INSTRUCTIONS FOR THE TASK:
Each line of the listing that contains the word "мероприятие" is to be copied.

Stored items:

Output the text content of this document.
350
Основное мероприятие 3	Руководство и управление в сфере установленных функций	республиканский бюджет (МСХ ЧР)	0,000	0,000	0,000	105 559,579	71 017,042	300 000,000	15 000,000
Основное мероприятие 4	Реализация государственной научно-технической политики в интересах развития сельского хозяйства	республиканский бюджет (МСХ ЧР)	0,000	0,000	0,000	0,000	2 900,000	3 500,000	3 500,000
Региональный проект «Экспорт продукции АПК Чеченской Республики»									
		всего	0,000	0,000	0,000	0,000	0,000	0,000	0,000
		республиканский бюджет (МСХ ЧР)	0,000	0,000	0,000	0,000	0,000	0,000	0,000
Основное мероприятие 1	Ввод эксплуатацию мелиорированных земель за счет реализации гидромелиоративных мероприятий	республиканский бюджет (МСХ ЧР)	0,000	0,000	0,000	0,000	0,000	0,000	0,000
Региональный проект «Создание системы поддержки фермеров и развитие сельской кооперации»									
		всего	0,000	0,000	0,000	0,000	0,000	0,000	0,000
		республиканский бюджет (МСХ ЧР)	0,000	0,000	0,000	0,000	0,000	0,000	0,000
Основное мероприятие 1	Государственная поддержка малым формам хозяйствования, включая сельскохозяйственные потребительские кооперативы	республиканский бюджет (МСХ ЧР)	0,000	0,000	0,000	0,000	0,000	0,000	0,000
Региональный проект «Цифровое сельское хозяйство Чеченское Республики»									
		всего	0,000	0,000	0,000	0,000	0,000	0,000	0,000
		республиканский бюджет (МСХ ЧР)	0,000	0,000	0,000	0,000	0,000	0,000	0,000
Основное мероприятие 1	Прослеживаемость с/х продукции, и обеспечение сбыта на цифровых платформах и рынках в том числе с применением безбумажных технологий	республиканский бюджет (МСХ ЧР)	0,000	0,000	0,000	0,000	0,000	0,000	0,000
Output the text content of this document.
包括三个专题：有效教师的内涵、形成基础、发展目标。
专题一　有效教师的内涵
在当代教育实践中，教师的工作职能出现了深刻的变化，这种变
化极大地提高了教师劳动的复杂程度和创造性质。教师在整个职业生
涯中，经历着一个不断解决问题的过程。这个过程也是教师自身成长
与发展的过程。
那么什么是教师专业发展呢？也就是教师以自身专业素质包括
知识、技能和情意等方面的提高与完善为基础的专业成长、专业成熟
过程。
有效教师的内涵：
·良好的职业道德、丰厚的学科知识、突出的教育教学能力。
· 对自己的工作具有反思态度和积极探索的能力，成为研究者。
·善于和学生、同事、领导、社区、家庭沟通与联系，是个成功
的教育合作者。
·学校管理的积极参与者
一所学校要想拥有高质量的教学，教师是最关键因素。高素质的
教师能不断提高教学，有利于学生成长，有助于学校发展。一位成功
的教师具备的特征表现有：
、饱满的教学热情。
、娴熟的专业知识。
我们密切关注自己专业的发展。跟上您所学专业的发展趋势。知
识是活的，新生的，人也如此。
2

FINISHED ANSWER:
Основное мероприятие 3	Руководство и управление в сфере установленных функций	республиканский бюджет (МСХ ЧР)	0,000	0,000	0,000	105 559,579	71 017,042	300 000,000	15 000,000
Основное мероприятие 4	Реализация государственной научно-технической политики в интересах развития сельского хозяйства	республиканский бюджет (МСХ ЧР)	0,000	0,000	0,000	0,000	2 900,000	3 500,000	3 500,000
Основное мероприятие 1	Ввод эксплуатацию мелиорированных земель за счет реализации гидромелиоративных мероприятий	республиканский бюджет (МСХ ЧР)	0,000	0,000	0,000	0,000	0,000	0,000	0,000
Основное мероприятие 1	Государственная поддержка малым формам хозяйствования, включая сельскохозяйственные потребительские кооперативы	республиканский бюджет (МСХ ЧР)	0,000	0,000	0,000	0,000	0,000	0,000	0,000
Основное мероприятие 1	Прослеживаемость с/х продукции, и обеспечение сбыта на цифровых платформах и рынках в том числе с применением безбумажных технологий	республиканский бюджет (МСХ ЧР)	0,000	0,000	0,000	0,000	0,000	0,000	0,000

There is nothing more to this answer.